> **Extract provided**
If anyone wants a good example of the federal sentencing guidelines not doing an effective job of guiding a federal sentencing judge, consider the specifics of the upcoming high-profile sentencing of Caroline Ellison.  This CNBC story about a sentencing filing provides some of the background, as well as helpful links to some key court documents:

Lawyers for Caroline Ellison, the star witness in the prosecution of FTX founder Sam Bankman-Fried, are recommending no prison time for their client’s role in the implosion of the crypto empire that was run by her former boss and ex-boyfriend.

In a court filing Tuesday night, the attorneys said that, at most, Ellison should be sentenced to time served and supervised release because of her swift return to the U.S. from FTX’s Bahamas headquarters in 2022 and her choice to voluntarily cooperate with the U.S. attorney’s office and financial regulators in helping them understand what went wrong at FTX and sister hedge fund Alameda Research. 

Judge Lewis Kaplan, who presided over Bankman-Fried’s case, cited Ellison’s testimony when he decided in March to sentence the FTX founder to 25 years behind bars.  Ellison, who ran Alameda Research, agreed to a plea deal in December 2022, a month after FTX spiraled into bankruptcy. Unlike Bankman-Fried, who was convicted of all seven criminal fraud charges against him, Ellison pleaded guilty to conspiracy and financial fraud charges, rather than go to trial.

The Tuesday filing also refers to the recommendation of the court’s Probation Department that Ellison be given a sentence of “time served with three years of supervised release” as a credit to her “extraordinary cooperation with the government” and “her otherwise unblemished record.”  Lawyers added that the department’s presentence report, which referenced numerous character testimonials speaking to Ellison’s ethics and integrity, also recommended that she not be fined.  “Caroline poses no risk of recidivism and presents no threat to public safety,” the filing says. “It would therefore promote respect for the law to grant leniency in recognition of Caroline’s early disclosure of the crimes, her unmitigated acceptance of responsibility for them, and — most importantly — her extensive cooperation with the government.”

In the filing, FTX CEO John Ray, who has been guiding the crypto firm through bankruptcy proceedings, describes Ellison’s cooperation as “valuable” in helping his team protect and preserve “hundreds of millions of dollars” in assets.  He added that she has worked with his advisors to provide information regarding private keys to cryptocurrency wallets that contain “estate assets, DeFi positions, FTX exchange internal account information, the use of third-party exchanges for pre-petition trading, and pre-petition auditing practices.”

> **Data rows**
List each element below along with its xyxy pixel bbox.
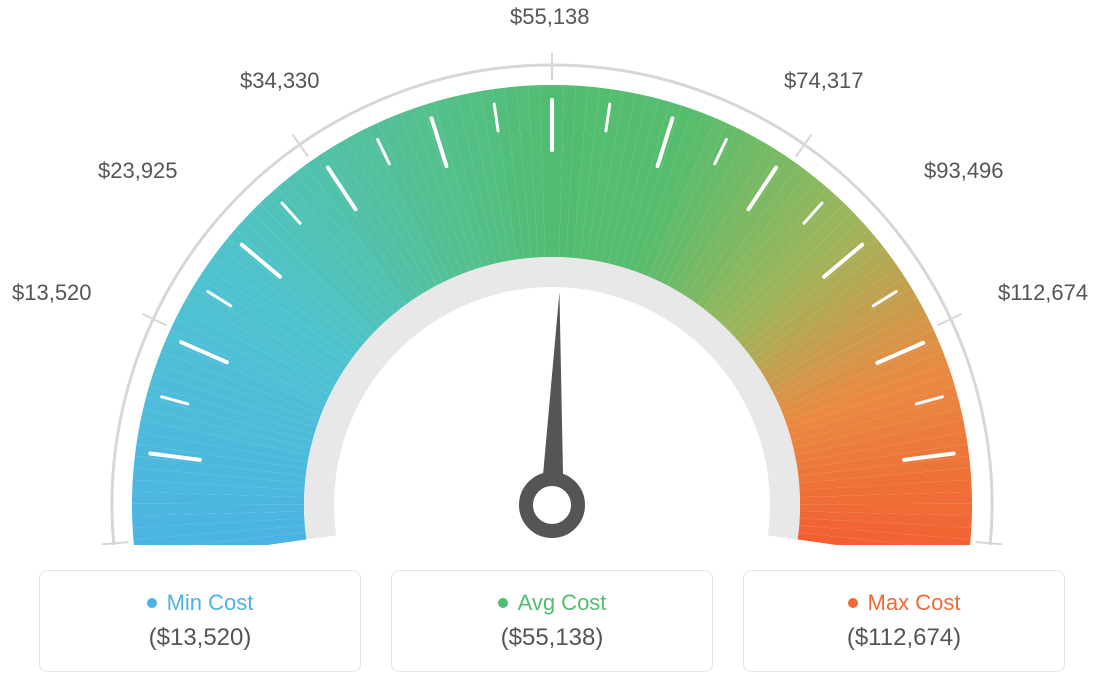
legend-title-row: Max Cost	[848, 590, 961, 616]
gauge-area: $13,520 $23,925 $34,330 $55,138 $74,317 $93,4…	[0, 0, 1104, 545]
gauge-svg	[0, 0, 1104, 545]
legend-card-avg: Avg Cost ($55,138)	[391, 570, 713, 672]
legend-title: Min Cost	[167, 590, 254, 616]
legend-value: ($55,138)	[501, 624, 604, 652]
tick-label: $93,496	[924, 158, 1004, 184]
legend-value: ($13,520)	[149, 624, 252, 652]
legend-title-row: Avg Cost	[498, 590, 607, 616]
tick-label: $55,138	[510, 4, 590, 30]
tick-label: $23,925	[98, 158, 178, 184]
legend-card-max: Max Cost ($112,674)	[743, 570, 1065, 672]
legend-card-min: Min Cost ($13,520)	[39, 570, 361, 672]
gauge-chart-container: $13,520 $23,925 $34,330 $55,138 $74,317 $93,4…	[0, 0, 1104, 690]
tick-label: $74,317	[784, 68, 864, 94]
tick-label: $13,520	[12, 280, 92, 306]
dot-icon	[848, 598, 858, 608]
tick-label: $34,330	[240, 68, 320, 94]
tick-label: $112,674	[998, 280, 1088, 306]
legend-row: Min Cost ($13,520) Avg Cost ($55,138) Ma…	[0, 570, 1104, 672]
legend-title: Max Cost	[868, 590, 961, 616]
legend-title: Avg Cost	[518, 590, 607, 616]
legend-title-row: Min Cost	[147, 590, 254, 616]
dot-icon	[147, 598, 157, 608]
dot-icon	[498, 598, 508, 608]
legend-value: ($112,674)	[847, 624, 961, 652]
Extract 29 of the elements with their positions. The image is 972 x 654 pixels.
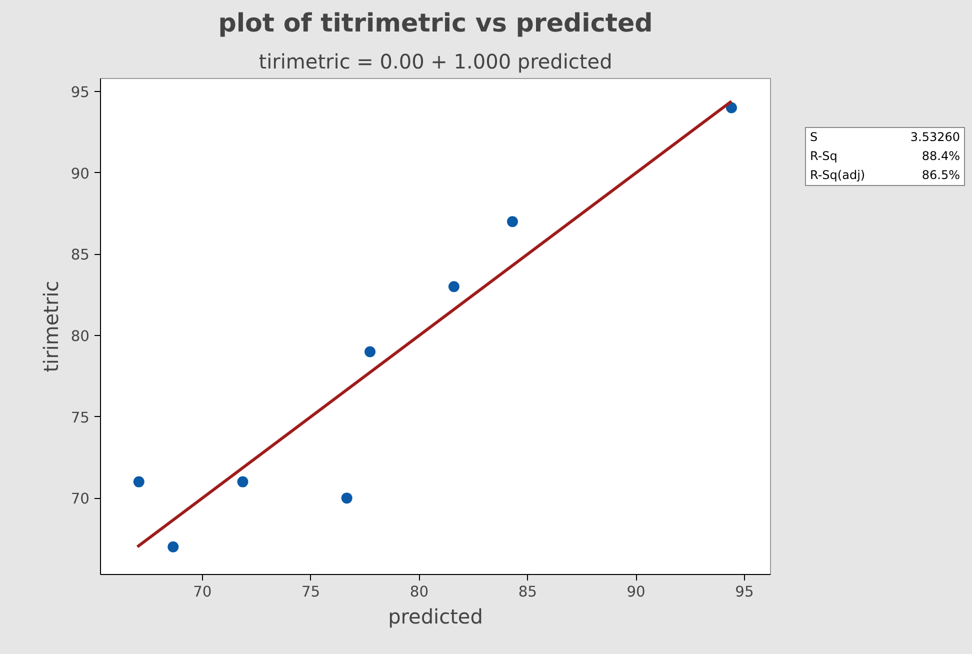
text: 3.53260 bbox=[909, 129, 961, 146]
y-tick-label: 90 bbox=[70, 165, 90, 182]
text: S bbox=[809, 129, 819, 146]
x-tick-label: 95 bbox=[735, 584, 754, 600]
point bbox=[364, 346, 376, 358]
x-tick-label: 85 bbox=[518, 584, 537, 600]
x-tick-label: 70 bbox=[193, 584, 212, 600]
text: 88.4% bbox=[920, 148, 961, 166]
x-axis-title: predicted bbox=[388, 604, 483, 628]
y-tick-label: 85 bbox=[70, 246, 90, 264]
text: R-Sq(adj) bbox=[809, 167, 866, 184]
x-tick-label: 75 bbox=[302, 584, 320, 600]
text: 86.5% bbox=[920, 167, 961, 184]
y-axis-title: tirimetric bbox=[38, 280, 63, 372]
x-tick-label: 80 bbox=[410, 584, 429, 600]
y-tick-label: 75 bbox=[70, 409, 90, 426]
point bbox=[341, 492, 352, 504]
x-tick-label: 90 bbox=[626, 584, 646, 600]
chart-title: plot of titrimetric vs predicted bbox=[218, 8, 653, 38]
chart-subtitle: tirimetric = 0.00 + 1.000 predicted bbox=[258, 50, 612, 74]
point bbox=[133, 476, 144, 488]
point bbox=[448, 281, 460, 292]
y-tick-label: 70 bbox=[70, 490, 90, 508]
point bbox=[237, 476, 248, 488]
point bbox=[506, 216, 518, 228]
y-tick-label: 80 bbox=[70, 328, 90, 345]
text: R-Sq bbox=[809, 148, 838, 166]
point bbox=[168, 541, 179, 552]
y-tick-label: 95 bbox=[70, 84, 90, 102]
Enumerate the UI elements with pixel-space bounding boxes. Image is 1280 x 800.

* * *

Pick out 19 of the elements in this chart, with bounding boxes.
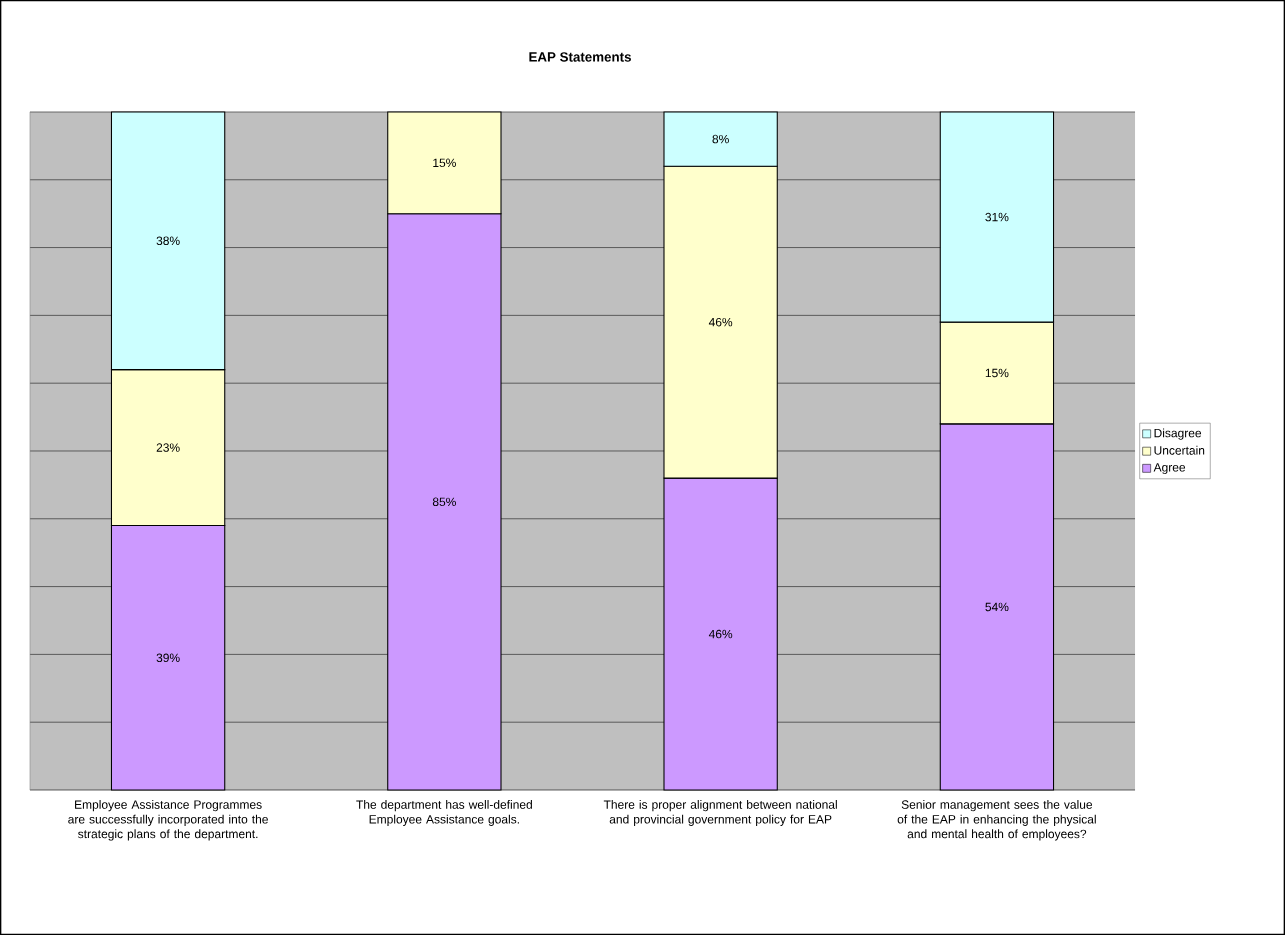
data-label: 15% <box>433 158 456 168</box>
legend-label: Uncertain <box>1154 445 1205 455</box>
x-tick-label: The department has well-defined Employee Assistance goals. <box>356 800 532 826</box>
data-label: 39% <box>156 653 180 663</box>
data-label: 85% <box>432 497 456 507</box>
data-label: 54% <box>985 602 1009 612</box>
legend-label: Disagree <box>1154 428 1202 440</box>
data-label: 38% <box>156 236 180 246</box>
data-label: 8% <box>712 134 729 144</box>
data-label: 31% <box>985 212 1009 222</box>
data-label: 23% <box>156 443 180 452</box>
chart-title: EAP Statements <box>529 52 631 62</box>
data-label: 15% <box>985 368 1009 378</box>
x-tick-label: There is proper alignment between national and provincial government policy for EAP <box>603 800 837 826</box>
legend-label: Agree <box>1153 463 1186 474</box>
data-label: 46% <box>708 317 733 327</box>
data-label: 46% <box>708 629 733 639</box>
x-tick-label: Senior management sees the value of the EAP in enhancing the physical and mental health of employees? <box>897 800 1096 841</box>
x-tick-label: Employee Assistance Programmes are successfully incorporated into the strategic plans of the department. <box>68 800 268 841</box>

> **What the task requires**
Carry on the piece about Caroline Ellison's upcoming sentencing from the point where it ends.

> **Expected output**
The 67-page document describe large swaths of Ellison’s life, starting from her earliest days in Boston and stretching into her protracted and troubled romance with Bankman-Fried. In that time, she “moved around the globe at his direction, first to Hong Kong and later the Bahamas,” and “worked long, stressful, Adderall-fueled hours,” the filing says.  Bankman-Fried forced Ellison into a sort-of isolation, culminating in her moral compass being “warped,” the lawyers say. At his direction, Ellison helped “steal billions,” all while living “in dread, knowing that a disastrous collapse was likely, but fearing that disentangling herself would only hasten that collapse.”

“Bankman-Fried convinced her to stay, telling her she was essential to the survival of the business, and that he loved her,” all “while also perversely demonstrating that he considered her not good enough to be seen in public with him at high-profile events,” the filing says.

Though I have only had a chance to briefly scan Ellison’s sentencing memorandum, I noticed it included no objection to the calculated guideline range, which produced “the Guidelines sentence of life imprisonment, reduced to the statutory maximum of 1,320 months” (110 years).  As guideline mavens know, the massive “loss” in this case drove Ellison’s guideline calculation to produce a recommended LWOP sentence; as federal sentencing mavens know, pleading guilty and providing “extraordinary cooperation with the government” is one critical way a defendant can seek to get a judge to ignore the guidelines at sentencing.

It will be interesting to see if the feds ask for any prison time here, but I am quite sure they will not be urging Judge Kaplan to follow the guidelines.  After all, the feds urged a sentence well below LWOP even for Sam Bankman-Fried even though his guideline calculation was literally “off the grid” and had the highest calculated offense level I had ever seen.  White-collar prosecutors and defense attorneys have long known, of course, that guideline calculations in high-dollar, white-collar cases often amount to a kind of Kabuki theater amounting to little of real substance.  That reality is surely on display, yet again, in the FTX sentencings.